- **OBJECTIVE**
Repeat the entire listing exactly.

- **DATA IN THIS EXERCISE**
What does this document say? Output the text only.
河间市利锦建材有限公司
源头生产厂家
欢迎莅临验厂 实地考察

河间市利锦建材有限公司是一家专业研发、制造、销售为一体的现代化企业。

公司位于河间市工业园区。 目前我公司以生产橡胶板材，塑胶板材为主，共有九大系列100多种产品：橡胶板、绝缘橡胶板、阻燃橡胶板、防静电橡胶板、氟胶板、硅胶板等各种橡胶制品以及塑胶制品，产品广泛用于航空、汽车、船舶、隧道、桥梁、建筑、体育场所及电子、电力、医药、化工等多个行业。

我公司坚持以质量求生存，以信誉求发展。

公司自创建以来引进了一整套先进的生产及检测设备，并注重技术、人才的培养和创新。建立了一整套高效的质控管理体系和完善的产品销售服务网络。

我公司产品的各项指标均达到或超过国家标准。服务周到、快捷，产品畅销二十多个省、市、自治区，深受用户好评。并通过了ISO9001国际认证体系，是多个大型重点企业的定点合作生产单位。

- **OUTPUT FOR THIS TASK**
What does this document say? Output the text only.
河间市利锦建材有限公司
源头生产厂家
欢迎莅临验厂 实地考察

河间市利锦建材有限公司是一家专业研发、制造、销售为一体的现代化企业。

公司位于河间市工业园区。 目前我公司以生产橡胶板材，塑胶板材为主，共有九大系列100多种产品：橡胶板、绝缘橡胶板、阻燃橡胶板、防静电橡胶板、氟胶板、硅胶板等各种橡胶制品以及塑胶制品，产品广泛用于航空、汽车、船舶、隧道、桥梁、建筑、体育场所及电子、电力、医药、化工等多个行业。

我公司坚持以质量求生存，以信誉求发展。

公司自创建以来引进了一整套先进的生产及检测设备，并注重技术、人才的培养和创新。建立了一整套高效的质控管理体系和完善的产品销售服务网络。

我公司产品的各项指标均达到或超过国家标准。服务周到、快捷，产品畅销二十多个省、市、自治区，深受用户好评。并通过了ISO9001国际认证体系，是多个大型重点企业的定点合作生产单位。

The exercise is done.